=== Task prompt ===
Quote every line below exactly and skip any picture.

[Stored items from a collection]
——
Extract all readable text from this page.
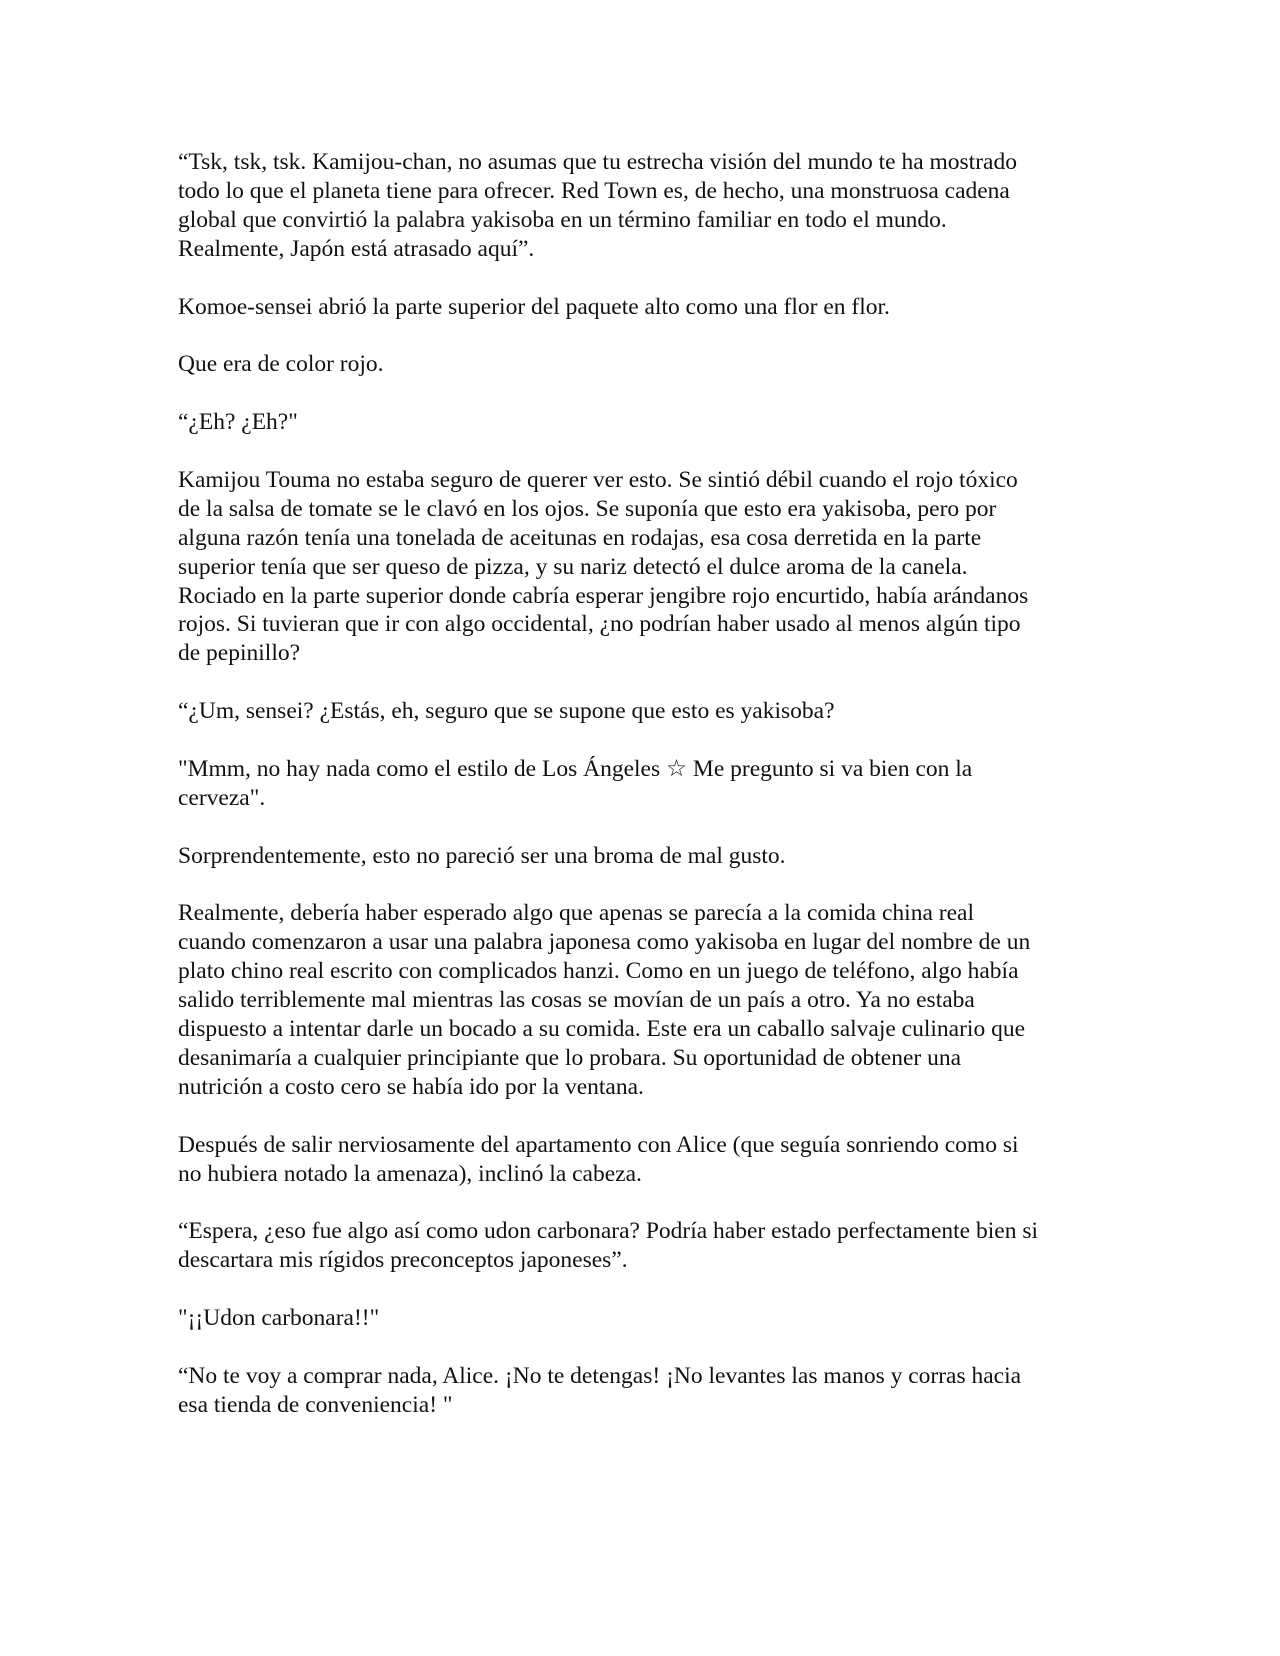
“Tsk, tsk, tsk. Kamijou-chan, no asumas que tu estrecha visión del mundo te ha mostrado
todo lo que el planeta tiene para ofrecer. Red Town es, de hecho, una monstruosa cadena
global que convirtió la palabra yakisoba en un término familiar en todo el mundo.
Realmente, Japón está atrasado aquí”.

Komoe-sensei abrió la parte superior del paquete alto como una flor en flor.

Que era de color rojo.

“¿Eh? ¿Eh?"

Kamijou Touma no estaba seguro de querer ver esto. Se sintió débil cuando el rojo tóxico
de la salsa de tomate se le clavó en los ojos. Se suponía que esto era yakisoba, pero por
alguna razón tenía una tonelada de aceitunas en rodajas, esa cosa derretida en la parte
superior tenía que ser queso de pizza, y su nariz detectó el dulce aroma de la canela.
Rociado en la parte superior donde cabría esperar jengibre rojo encurtido, había arándanos
rojos. Si tuvieran que ir con algo occidental, ¿no podrían haber usado al menos algún tipo
de pepinillo?

“¿Um, sensei? ¿Estás, eh, seguro que se supone que esto es yakisoba?

"Mmm, no hay nada como el estilo de Los Ángeles ☆ Me pregunto si va bien con la
cerveza".

Sorprendentemente, esto no pareció ser una broma de mal gusto.

Realmente, debería haber esperado algo que apenas se parecía a la comida china real
cuando comenzaron a usar una palabra japonesa como yakisoba en lugar del nombre de un
plato chino real escrito con complicados hanzi. Como en un juego de teléfono, algo había
salido terriblemente mal mientras las cosas se movían de un país a otro. Ya no estaba
dispuesto a intentar darle un bocado a su comida. Este era un caballo salvaje culinario que
desanimaría a cualquier principiante que lo probara. Su oportunidad de obtener una
nutrición a costo cero se había ido por la ventana.

Después de salir nerviosamente del apartamento con Alice (que seguía sonriendo como si
no hubiera notado la amenaza), inclinó la cabeza.

“Espera, ¿eso fue algo así como udon carbonara? Podría haber estado perfectamente bien si
descartara mis rígidos preconceptos japoneses”.

"¡¡Udon carbonara!!"

“No te voy a comprar nada, Alice. ¡No te detengas! ¡No levantes las manos y corras hacia
esa tienda de conveniencia! "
——
=== Problem solution ===
Extract all readable text from this page.
“Tsk, tsk, tsk. Kamijou-chan, no asumas que tu estrecha visión del mundo te ha mostrado
todo lo que el planeta tiene para ofrecer. Red Town es, de hecho, una monstruosa cadena
global que convirtió la palabra yakisoba en un término familiar en todo el mundo.
Realmente, Japón está atrasado aquí”.

Komoe-sensei abrió la parte superior del paquete alto como una flor en flor.

Que era de color rojo.

“¿Eh? ¿Eh?"

Kamijou Touma no estaba seguro de querer ver esto. Se sintió débil cuando el rojo tóxico
de la salsa de tomate se le clavó en los ojos. Se suponía que esto era yakisoba, pero por
alguna razón tenía una tonelada de aceitunas en rodajas, esa cosa derretida en la parte
superior tenía que ser queso de pizza, y su nariz detectó el dulce aroma de la canela.
Rociado en la parte superior donde cabría esperar jengibre rojo encurtido, había arándanos
rojos. Si tuvieran que ir con algo occidental, ¿no podrían haber usado al menos algún tipo
de pepinillo?

“¿Um, sensei? ¿Estás, eh, seguro que se supone que esto es yakisoba?

"Mmm, no hay nada como el estilo de Los Ángeles ☆ Me pregunto si va bien con la
cerveza".

Sorprendentemente, esto no pareció ser una broma de mal gusto.

Realmente, debería haber esperado algo que apenas se parecía a la comida china real
cuando comenzaron a usar una palabra japonesa como yakisoba en lugar del nombre de un
plato chino real escrito con complicados hanzi. Como en un juego de teléfono, algo había
salido terriblemente mal mientras las cosas se movían de un país a otro. Ya no estaba
dispuesto a intentar darle un bocado a su comida. Este era un caballo salvaje culinario que
desanimaría a cualquier principiante que lo probara. Su oportunidad de obtener una
nutrición a costo cero se había ido por la ventana.

Después de salir nerviosamente del apartamento con Alice (que seguía sonriendo como si
no hubiera notado la amenaza), inclinó la cabeza.

“Espera, ¿eso fue algo así como udon carbonara? Podría haber estado perfectamente bien si
descartara mis rígidos preconceptos japoneses”.

"¡¡Udon carbonara!!"

“No te voy a comprar nada, Alice. ¡No te detengas! ¡No levantes las manos y corras hacia
esa tienda de conveniencia! "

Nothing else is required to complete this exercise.